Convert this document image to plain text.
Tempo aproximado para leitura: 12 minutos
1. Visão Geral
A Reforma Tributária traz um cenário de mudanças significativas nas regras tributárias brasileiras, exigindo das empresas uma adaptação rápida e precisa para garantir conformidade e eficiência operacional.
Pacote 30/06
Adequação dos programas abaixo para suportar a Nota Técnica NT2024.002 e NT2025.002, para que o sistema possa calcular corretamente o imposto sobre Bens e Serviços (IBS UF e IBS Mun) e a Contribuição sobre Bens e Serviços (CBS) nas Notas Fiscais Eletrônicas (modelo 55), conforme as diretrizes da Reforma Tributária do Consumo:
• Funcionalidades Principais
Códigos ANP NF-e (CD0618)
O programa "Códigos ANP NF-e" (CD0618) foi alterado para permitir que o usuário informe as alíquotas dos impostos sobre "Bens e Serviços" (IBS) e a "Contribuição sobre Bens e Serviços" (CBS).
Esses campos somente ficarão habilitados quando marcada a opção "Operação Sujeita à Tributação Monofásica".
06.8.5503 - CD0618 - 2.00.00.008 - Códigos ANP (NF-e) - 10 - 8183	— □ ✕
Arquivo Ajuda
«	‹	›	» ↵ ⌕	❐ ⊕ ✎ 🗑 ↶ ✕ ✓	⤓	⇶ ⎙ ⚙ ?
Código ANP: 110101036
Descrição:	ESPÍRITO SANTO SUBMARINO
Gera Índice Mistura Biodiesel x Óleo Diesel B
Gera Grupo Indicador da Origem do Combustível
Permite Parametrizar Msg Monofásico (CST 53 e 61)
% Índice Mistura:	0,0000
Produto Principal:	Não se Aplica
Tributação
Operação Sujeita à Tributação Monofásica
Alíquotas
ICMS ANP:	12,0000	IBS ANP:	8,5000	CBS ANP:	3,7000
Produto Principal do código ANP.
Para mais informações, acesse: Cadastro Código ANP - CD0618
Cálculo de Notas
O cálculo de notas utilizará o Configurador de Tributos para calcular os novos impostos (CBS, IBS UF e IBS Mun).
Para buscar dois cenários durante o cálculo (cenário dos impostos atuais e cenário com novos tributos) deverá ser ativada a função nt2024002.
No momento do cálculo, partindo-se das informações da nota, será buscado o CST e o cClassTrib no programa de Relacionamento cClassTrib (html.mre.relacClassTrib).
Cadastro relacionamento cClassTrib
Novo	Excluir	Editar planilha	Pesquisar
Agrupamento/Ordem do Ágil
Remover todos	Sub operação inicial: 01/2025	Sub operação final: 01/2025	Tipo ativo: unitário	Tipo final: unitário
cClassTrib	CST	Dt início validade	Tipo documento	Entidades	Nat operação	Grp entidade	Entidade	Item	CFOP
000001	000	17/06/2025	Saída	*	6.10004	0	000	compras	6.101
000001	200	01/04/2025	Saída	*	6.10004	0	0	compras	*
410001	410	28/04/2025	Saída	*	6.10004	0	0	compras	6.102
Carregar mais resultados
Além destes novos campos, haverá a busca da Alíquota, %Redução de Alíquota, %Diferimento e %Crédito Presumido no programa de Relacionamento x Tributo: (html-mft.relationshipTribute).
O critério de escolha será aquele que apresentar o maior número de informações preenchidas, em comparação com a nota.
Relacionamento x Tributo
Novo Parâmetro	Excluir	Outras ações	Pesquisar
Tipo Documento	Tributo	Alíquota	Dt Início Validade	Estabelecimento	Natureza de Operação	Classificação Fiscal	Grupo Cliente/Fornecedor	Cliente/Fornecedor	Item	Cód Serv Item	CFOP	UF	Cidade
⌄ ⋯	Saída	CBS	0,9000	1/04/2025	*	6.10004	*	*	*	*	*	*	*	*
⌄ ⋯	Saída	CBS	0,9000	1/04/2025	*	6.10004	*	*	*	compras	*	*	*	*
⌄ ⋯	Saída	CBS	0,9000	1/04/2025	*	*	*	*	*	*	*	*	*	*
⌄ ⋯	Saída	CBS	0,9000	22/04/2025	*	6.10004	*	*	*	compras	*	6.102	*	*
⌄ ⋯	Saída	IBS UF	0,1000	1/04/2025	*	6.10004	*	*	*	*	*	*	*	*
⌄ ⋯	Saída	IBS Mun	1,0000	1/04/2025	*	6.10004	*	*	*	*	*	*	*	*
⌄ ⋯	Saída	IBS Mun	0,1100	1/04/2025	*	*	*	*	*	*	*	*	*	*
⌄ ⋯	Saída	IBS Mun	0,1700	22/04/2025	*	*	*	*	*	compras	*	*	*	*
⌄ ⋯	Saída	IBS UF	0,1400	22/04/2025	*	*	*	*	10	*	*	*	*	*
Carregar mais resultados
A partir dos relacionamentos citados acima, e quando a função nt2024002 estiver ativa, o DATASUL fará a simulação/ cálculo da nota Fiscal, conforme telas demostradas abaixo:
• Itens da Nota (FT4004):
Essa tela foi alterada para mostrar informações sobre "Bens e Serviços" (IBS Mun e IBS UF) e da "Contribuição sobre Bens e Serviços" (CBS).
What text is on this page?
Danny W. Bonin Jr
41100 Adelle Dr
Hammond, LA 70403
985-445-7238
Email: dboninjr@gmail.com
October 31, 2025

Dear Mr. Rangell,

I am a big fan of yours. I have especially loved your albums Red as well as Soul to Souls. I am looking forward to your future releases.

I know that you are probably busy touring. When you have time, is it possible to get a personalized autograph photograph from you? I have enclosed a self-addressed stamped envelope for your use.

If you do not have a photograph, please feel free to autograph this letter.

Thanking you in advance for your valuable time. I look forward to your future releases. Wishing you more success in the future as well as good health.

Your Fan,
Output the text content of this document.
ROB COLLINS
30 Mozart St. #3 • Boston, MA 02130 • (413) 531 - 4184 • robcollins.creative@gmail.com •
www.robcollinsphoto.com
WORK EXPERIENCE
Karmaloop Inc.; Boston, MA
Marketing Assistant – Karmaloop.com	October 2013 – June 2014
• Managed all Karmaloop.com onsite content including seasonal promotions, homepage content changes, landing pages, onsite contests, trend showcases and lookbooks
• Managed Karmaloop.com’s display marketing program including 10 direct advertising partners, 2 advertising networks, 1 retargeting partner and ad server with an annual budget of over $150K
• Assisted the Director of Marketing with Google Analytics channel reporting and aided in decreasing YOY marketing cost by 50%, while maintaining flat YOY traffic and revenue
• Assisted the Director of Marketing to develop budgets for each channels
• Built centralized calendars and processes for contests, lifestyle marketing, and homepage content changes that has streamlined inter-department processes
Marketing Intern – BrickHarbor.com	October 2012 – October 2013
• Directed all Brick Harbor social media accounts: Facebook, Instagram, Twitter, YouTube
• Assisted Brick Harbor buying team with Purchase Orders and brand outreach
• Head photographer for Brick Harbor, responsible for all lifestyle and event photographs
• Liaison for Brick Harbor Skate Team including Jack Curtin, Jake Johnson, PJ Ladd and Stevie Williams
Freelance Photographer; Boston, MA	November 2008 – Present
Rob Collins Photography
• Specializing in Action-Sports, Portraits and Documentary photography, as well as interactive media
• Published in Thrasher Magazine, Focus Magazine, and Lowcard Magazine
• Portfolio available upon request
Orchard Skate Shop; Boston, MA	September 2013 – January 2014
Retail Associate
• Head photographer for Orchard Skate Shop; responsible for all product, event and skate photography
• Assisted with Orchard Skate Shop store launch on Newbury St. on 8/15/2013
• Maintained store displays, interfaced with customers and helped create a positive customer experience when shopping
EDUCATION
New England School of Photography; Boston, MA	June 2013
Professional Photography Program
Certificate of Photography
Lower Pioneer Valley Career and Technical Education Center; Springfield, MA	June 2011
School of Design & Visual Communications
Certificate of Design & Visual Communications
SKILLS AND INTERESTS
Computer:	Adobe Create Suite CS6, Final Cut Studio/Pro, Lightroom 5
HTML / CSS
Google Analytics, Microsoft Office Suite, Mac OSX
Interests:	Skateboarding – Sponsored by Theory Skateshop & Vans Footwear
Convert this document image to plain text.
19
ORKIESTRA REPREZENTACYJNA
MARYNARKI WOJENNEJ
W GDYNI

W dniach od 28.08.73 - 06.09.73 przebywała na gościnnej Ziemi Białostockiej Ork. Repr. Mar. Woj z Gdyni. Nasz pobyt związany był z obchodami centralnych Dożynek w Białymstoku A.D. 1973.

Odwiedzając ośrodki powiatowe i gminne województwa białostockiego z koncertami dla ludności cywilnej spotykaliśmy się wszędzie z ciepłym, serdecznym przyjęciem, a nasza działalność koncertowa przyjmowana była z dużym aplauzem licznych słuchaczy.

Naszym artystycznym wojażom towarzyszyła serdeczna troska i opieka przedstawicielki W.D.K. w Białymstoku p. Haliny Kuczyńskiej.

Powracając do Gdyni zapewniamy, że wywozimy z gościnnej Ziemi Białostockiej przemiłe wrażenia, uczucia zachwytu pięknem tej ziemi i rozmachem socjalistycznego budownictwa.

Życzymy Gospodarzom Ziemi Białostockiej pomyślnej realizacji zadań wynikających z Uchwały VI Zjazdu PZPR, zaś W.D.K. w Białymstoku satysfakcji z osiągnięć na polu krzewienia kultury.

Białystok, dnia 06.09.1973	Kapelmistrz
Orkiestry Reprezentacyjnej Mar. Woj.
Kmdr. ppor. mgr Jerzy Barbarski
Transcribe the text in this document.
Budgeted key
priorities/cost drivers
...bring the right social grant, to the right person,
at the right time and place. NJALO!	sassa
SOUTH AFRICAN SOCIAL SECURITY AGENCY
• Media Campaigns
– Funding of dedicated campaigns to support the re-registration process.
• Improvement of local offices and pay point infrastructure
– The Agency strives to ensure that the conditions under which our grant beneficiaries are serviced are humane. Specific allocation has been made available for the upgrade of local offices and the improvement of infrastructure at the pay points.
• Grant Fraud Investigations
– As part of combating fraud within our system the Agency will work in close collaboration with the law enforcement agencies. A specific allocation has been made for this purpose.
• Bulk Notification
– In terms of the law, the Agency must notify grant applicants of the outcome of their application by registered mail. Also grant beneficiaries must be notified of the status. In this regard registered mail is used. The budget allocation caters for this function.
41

※

From the listing, tally every line with the word "Certificate" in it and give only the tally.

● **EXERCISE RESULT**:
2